> **EXERCISE**: Filter the records below and copy every line containing the word "DESCRIPTIVA".

= = =

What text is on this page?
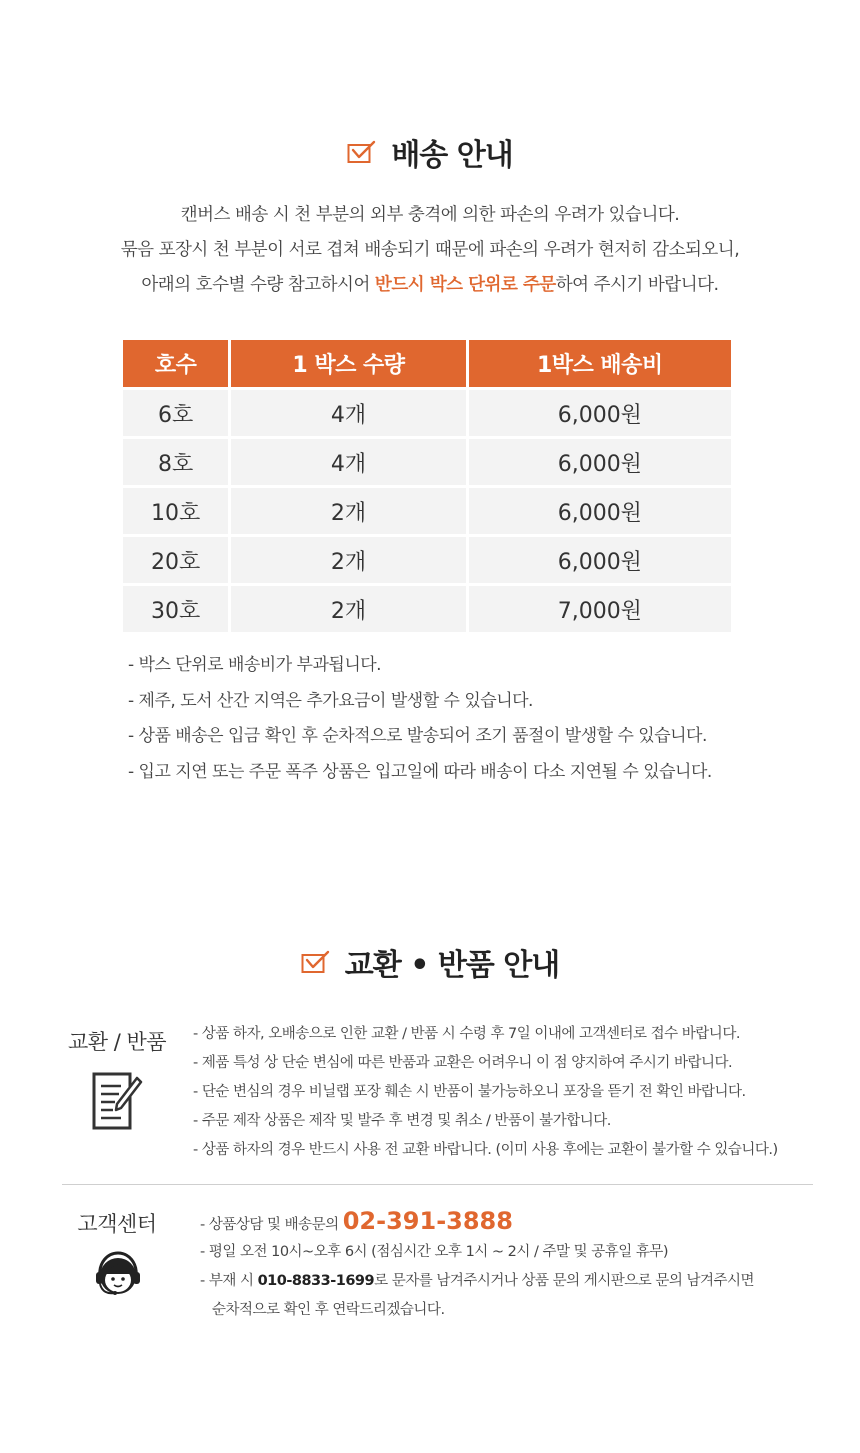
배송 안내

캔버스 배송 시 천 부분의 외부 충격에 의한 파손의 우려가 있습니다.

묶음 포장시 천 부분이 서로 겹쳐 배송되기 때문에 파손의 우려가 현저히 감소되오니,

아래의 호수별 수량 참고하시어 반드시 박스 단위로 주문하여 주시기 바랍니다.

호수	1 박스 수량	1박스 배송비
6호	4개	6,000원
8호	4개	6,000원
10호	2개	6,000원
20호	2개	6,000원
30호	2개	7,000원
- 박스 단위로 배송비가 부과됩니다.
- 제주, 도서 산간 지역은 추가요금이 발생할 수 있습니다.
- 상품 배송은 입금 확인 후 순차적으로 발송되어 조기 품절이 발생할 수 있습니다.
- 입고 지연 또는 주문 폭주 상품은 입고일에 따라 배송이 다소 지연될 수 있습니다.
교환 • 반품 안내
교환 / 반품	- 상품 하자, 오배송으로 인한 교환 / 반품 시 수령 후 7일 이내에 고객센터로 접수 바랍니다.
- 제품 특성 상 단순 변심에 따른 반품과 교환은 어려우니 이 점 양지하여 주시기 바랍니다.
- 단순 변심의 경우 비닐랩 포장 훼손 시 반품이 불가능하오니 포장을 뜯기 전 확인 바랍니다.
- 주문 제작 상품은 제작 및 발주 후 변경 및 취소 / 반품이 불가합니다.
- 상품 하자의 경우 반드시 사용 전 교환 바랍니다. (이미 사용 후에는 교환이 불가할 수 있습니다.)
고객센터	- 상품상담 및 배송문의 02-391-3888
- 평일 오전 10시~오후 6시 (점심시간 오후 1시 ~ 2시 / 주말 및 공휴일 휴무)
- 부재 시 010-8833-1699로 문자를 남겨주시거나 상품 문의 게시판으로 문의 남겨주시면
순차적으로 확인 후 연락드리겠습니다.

= = =

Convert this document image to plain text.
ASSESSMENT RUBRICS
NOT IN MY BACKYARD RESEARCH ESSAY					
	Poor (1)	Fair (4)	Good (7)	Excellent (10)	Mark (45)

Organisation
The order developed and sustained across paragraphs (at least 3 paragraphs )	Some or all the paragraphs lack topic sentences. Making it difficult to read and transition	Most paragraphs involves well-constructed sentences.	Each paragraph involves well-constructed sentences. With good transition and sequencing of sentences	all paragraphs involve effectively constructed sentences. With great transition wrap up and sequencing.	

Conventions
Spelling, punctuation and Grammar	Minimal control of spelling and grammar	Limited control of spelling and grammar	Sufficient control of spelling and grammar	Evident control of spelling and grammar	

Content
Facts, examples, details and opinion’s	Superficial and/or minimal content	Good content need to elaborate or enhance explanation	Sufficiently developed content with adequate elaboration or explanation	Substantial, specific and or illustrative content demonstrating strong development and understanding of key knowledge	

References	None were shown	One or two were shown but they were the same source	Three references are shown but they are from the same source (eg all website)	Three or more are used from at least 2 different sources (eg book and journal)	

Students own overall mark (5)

= = =

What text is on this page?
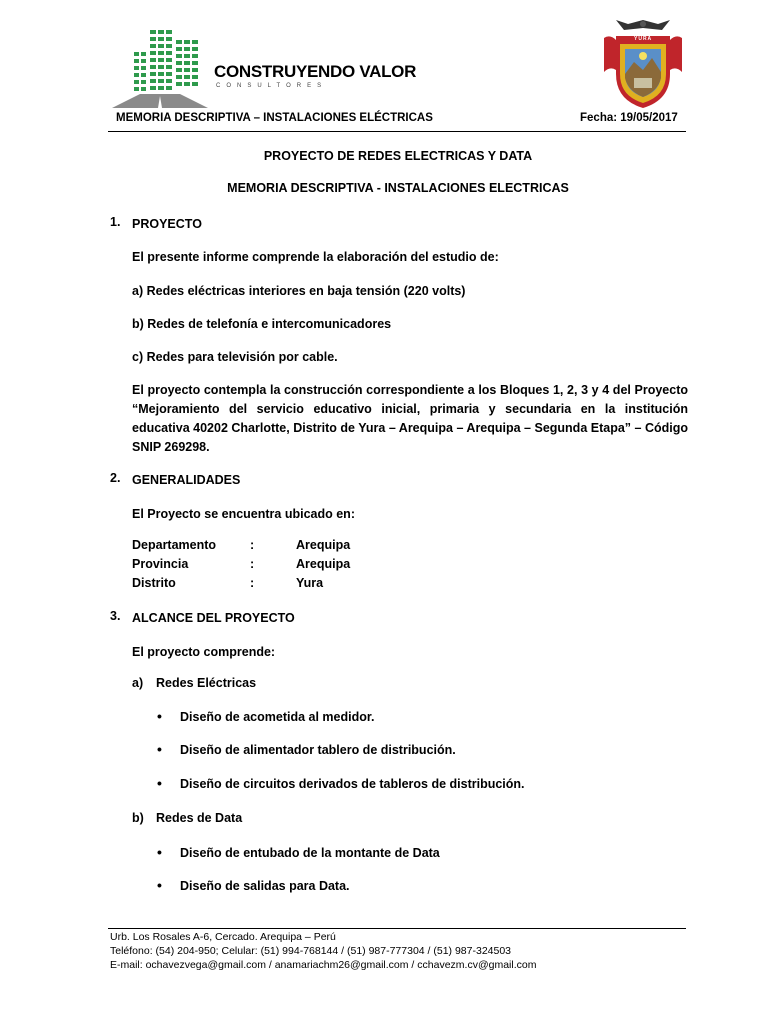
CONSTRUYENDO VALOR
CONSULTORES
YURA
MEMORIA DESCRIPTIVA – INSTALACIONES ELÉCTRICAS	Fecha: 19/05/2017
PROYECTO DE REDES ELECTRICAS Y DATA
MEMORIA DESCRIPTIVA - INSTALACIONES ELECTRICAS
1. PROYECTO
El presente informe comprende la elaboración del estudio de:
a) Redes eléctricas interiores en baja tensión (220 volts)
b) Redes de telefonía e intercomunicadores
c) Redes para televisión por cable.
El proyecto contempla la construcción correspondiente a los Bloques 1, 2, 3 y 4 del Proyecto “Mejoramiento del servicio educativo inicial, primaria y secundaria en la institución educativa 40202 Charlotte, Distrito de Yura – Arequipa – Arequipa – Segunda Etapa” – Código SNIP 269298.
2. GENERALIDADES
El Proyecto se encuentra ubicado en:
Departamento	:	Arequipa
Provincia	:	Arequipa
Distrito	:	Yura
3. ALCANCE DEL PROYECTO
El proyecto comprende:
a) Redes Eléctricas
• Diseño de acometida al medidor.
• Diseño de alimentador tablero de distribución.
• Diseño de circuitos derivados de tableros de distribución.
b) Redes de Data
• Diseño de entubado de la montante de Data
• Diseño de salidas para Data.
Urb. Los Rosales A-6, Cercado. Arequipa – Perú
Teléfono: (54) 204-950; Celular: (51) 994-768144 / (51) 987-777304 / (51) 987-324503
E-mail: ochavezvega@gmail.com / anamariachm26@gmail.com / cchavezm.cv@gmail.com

= = =

> **WORKED ANSWER**:
MEMORIA DESCRIPTIVA – INSTALACIONES ELÉCTRICAS	Fecha: 19/05/2017
MEMORIA DESCRIPTIVA - INSTALACIONES ELECTRICAS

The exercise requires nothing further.